Exercise details:
Where a line of the listing below includes the word "должность", reproduce that line.

Data records:
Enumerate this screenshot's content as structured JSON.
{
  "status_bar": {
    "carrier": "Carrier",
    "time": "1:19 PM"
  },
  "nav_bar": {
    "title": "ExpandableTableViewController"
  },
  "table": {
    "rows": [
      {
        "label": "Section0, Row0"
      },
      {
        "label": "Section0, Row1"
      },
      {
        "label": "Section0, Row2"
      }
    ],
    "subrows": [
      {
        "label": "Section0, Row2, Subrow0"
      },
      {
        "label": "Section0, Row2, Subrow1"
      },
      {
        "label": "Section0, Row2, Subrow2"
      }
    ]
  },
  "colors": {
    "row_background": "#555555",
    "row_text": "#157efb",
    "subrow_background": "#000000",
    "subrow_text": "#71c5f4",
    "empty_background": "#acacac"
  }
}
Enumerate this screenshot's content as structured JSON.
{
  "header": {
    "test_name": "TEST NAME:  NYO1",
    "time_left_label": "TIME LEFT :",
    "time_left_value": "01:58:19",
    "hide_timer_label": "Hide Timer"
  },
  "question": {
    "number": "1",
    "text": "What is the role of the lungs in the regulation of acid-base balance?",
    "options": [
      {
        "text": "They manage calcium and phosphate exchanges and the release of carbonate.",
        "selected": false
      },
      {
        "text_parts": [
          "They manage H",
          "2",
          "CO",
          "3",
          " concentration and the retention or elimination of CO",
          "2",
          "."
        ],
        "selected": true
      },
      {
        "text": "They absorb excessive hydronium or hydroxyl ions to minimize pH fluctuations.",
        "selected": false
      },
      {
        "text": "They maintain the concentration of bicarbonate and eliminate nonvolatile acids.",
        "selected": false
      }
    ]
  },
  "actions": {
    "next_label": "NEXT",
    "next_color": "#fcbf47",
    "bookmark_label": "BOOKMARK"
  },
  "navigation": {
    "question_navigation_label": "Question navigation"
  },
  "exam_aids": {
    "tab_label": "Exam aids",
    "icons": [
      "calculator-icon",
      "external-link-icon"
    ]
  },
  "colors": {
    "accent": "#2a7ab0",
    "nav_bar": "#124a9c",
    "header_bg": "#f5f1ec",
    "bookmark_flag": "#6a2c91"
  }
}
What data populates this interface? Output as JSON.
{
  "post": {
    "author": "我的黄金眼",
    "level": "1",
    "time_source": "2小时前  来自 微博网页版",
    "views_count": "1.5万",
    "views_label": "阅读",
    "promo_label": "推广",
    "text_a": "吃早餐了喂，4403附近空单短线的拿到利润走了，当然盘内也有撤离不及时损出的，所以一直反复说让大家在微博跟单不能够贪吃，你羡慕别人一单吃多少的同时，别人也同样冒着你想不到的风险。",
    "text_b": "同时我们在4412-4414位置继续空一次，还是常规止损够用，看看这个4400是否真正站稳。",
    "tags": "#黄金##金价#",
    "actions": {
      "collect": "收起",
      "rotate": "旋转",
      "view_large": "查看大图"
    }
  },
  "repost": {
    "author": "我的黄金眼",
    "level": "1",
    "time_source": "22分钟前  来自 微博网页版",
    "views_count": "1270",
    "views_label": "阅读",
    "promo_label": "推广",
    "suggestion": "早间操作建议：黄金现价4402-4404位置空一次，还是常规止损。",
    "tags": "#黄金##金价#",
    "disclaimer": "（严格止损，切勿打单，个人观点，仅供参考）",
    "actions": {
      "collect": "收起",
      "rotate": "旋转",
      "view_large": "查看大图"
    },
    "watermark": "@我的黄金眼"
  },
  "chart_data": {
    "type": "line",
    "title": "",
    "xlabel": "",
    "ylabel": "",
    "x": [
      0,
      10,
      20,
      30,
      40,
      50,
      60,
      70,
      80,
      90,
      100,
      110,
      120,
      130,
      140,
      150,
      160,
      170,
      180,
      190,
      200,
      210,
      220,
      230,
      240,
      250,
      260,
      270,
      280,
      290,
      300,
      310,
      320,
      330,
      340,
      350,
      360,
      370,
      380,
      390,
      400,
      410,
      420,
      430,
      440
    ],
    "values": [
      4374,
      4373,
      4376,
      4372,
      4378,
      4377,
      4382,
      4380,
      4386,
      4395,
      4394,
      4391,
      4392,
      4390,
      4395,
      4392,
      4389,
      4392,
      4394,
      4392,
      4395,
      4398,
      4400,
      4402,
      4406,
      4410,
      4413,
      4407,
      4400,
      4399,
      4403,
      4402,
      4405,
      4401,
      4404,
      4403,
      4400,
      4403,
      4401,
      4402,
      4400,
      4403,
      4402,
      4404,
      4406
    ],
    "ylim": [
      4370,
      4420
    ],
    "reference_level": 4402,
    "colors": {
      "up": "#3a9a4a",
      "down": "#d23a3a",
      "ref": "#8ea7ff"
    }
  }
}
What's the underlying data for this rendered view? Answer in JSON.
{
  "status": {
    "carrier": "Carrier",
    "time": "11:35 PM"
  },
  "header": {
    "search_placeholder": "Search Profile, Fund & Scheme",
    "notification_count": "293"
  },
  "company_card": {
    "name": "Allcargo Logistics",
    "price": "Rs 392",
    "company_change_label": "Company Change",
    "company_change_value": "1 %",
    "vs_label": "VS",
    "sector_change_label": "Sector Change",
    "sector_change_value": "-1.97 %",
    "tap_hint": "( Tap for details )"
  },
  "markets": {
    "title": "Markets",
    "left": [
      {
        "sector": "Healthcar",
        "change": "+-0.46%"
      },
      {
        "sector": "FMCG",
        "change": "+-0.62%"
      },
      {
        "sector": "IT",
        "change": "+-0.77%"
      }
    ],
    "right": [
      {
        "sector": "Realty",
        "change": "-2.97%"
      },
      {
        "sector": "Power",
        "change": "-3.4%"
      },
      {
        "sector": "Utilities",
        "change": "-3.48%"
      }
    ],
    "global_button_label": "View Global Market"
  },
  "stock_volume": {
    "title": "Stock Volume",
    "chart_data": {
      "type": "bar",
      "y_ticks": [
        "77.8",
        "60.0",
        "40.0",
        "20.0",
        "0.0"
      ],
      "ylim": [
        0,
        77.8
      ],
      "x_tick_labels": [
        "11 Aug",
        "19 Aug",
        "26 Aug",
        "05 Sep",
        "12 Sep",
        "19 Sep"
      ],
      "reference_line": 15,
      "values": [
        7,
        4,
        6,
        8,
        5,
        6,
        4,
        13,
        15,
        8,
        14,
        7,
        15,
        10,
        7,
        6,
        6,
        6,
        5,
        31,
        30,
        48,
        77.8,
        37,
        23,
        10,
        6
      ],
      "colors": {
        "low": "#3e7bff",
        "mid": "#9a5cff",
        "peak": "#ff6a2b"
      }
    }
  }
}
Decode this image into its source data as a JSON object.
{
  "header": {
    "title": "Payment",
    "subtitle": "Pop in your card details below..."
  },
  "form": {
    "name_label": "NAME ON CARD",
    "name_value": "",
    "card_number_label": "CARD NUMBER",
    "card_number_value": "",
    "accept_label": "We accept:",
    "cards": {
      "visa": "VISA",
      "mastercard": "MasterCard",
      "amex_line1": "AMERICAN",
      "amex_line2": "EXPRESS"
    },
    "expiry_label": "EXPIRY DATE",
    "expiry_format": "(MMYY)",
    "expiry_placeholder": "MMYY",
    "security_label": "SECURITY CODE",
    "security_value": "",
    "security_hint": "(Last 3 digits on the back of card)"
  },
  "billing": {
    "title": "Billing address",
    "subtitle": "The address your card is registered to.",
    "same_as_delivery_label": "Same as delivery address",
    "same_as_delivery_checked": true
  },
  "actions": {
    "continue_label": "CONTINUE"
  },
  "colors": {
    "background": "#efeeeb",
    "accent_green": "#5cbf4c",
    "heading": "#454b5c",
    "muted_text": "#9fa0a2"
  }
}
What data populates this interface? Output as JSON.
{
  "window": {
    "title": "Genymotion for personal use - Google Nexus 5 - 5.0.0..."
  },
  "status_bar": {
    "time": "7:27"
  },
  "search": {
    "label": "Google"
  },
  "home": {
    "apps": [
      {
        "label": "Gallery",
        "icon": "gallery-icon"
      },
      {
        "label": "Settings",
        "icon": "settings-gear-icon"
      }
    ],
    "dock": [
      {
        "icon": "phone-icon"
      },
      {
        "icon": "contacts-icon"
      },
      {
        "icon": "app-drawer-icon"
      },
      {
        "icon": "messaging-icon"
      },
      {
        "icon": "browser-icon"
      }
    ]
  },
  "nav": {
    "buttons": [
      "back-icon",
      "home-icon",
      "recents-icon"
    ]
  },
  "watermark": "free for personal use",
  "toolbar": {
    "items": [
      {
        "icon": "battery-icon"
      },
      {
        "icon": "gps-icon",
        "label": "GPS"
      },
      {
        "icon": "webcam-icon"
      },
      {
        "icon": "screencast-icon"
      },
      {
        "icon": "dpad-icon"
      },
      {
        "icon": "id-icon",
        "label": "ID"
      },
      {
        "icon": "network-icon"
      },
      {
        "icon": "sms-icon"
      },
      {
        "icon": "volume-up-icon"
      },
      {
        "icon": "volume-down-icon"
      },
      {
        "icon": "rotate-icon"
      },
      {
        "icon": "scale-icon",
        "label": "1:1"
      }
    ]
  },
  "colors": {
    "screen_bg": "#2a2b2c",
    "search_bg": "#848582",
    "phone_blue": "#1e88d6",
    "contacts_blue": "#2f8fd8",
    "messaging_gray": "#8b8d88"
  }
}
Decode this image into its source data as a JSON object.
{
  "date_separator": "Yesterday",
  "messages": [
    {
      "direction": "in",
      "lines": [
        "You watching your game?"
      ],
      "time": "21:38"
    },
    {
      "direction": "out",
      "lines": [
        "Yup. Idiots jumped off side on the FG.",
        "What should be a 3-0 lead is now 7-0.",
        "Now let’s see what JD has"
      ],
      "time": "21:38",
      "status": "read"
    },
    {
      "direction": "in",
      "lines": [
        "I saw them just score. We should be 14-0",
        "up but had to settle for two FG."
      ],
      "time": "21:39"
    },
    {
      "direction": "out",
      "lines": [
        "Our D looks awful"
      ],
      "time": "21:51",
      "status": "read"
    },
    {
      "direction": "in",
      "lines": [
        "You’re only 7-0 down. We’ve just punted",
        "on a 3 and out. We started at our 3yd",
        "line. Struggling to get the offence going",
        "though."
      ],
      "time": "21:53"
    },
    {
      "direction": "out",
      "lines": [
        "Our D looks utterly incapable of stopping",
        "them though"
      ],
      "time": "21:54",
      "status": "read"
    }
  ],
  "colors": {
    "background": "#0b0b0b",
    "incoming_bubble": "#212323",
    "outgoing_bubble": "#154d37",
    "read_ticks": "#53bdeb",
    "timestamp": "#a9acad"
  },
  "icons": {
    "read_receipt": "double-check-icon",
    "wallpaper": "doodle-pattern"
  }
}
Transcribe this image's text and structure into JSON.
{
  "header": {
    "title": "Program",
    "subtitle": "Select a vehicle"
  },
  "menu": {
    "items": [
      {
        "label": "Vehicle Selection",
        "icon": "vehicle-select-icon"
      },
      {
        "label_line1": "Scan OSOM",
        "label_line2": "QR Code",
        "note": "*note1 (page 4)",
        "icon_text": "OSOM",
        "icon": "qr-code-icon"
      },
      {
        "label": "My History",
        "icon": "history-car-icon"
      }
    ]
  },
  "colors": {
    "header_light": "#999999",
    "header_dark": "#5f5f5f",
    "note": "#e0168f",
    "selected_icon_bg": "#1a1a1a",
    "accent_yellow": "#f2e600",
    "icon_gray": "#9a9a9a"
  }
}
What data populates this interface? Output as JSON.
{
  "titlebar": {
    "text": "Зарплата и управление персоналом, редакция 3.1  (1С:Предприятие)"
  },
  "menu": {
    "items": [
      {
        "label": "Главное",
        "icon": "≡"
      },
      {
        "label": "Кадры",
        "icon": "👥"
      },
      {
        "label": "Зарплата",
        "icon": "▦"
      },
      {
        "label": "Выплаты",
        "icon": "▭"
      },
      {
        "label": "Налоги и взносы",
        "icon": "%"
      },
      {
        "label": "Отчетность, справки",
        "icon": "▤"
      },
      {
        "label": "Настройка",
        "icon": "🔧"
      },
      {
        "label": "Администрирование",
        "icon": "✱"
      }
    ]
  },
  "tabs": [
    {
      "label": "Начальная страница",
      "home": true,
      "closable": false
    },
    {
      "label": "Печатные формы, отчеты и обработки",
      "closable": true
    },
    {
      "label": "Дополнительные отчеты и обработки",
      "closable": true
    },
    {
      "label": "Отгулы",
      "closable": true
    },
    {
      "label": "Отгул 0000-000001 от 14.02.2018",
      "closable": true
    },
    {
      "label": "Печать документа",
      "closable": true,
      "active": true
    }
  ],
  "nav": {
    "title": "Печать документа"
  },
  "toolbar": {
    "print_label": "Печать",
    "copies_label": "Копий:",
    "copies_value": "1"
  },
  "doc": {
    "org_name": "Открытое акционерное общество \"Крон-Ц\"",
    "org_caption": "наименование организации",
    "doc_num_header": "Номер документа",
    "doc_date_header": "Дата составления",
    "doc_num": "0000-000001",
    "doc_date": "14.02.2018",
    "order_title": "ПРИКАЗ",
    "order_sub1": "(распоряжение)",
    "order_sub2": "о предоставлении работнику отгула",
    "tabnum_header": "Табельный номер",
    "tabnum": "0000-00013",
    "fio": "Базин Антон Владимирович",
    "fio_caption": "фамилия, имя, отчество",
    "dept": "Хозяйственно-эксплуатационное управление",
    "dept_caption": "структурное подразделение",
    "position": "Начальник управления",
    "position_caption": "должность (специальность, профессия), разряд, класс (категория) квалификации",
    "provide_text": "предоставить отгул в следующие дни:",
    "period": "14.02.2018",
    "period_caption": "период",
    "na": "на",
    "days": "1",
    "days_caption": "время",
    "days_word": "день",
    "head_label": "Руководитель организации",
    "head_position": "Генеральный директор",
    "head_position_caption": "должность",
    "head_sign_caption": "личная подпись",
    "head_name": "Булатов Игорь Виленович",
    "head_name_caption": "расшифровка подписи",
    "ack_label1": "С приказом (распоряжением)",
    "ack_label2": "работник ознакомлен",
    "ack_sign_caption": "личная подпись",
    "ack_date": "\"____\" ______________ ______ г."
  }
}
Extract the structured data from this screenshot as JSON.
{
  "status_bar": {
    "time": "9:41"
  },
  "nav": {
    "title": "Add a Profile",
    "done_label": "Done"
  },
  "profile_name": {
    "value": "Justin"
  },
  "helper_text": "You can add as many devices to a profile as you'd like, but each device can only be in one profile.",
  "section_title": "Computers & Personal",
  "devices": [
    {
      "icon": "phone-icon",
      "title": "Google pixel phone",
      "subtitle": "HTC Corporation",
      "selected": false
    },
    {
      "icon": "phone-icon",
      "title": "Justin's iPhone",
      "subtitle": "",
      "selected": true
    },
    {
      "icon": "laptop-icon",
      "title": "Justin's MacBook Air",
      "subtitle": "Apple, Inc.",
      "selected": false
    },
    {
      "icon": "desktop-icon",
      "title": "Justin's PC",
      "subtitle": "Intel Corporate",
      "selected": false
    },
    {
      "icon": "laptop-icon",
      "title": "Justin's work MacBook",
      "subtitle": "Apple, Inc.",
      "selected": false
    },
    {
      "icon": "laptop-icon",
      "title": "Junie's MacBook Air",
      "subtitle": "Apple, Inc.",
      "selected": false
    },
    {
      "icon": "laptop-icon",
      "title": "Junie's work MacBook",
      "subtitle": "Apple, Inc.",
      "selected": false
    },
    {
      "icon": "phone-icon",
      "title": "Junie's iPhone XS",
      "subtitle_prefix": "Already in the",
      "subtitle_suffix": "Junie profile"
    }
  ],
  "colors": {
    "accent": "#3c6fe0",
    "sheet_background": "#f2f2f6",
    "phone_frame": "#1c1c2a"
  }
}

Written answer:
    "position_caption": "должность (специальность, профессия), разряд, класс (категория) квалификации",
    "head_position_caption": "должность",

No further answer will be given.